(Stored data)
↓↓↓

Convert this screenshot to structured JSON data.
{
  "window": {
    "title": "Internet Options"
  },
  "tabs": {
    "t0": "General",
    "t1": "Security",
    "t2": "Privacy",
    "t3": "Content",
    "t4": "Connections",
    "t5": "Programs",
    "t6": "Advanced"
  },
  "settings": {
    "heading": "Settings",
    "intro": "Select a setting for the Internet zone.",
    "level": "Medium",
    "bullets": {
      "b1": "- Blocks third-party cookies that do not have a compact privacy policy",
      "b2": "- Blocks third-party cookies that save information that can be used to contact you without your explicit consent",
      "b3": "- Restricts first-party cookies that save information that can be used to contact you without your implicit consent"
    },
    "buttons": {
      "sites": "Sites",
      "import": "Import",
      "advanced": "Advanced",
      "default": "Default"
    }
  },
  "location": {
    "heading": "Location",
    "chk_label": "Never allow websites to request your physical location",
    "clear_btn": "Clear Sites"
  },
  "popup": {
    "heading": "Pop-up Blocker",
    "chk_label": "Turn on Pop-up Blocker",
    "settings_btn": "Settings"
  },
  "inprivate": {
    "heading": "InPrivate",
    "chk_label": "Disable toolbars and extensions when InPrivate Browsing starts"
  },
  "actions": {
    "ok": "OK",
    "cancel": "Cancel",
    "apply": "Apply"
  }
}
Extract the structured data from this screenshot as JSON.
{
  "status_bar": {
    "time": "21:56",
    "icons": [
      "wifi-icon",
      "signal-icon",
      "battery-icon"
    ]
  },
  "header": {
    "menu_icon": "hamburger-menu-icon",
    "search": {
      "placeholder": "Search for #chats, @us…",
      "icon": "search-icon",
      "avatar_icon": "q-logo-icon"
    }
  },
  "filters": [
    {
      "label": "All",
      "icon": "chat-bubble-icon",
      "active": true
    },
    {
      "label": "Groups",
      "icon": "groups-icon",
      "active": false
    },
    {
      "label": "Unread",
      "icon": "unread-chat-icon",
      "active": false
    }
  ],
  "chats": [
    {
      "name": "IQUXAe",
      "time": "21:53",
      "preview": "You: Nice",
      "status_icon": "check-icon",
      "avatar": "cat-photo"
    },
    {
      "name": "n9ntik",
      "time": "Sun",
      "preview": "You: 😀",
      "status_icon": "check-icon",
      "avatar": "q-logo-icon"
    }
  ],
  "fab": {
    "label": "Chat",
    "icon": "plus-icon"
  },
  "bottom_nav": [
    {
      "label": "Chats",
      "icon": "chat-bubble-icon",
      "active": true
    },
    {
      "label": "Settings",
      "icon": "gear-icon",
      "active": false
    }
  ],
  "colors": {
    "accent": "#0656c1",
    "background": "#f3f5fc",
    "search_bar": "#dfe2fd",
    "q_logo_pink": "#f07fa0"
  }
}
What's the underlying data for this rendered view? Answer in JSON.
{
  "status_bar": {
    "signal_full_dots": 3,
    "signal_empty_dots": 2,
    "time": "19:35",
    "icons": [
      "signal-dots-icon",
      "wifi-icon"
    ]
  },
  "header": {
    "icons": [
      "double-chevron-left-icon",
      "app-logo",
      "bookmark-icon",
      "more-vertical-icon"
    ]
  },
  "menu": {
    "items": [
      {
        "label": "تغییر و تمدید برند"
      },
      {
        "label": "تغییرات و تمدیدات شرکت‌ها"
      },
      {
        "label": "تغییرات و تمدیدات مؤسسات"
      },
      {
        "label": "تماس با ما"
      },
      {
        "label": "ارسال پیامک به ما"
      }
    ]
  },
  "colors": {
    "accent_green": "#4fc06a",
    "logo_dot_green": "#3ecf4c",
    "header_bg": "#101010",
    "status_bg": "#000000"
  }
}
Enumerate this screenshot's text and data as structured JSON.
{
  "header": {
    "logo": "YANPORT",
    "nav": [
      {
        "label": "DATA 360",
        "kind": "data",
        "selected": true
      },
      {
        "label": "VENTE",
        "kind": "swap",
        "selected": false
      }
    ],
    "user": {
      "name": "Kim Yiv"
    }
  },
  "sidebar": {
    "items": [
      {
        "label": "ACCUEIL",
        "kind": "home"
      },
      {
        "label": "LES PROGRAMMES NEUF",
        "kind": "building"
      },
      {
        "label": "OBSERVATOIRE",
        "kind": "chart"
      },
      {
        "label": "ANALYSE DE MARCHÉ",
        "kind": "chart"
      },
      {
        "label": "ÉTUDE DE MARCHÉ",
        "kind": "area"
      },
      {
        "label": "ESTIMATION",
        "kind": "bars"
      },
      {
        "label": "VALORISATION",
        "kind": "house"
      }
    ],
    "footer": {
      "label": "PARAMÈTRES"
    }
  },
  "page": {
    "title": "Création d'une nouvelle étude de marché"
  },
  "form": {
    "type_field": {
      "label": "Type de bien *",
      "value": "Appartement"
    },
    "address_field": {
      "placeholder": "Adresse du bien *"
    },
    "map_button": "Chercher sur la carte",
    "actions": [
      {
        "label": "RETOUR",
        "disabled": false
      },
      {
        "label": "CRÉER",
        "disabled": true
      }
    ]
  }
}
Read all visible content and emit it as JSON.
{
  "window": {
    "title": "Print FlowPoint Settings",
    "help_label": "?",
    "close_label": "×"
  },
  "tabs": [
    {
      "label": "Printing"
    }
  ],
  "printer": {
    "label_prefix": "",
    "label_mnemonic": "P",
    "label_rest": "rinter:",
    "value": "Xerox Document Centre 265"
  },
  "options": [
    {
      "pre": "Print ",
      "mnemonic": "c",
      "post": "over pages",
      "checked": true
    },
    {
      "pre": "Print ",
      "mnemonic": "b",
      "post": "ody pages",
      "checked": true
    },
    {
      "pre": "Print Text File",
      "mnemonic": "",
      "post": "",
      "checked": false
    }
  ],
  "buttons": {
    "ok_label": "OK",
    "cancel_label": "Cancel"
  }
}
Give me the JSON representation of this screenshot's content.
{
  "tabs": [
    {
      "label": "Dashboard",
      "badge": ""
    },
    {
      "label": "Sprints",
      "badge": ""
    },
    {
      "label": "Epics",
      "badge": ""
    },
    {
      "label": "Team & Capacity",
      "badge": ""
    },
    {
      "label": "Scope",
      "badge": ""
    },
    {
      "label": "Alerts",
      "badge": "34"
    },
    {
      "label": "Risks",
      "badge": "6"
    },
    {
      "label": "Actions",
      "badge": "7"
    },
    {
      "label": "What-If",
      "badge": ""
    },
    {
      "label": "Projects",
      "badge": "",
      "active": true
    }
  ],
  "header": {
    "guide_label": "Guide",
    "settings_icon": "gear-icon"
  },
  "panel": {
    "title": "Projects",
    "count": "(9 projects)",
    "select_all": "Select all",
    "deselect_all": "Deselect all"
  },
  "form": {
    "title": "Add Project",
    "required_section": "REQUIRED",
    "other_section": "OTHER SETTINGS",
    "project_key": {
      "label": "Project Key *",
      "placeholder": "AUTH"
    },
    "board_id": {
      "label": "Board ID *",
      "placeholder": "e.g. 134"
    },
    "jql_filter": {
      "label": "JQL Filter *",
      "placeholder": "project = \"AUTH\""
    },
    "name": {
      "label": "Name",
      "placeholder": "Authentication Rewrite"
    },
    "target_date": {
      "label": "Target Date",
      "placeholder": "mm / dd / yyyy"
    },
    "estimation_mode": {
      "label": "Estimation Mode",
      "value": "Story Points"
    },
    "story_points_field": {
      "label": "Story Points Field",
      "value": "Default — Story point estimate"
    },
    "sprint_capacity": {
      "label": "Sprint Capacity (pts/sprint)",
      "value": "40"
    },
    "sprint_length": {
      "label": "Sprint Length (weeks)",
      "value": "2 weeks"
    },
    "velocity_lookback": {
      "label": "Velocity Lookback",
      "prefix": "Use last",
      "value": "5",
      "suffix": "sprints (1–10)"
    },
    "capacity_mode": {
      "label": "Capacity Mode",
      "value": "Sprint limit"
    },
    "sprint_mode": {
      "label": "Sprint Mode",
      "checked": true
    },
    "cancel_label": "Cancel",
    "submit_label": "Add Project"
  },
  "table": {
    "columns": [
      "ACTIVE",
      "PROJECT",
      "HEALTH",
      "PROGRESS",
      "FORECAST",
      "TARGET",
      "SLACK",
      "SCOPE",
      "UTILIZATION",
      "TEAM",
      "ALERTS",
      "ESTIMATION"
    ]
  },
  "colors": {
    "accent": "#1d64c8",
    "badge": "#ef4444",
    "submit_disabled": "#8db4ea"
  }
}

↑↑↑

Report how many lines in the records hold the word "your", giving the number and nothing else.

3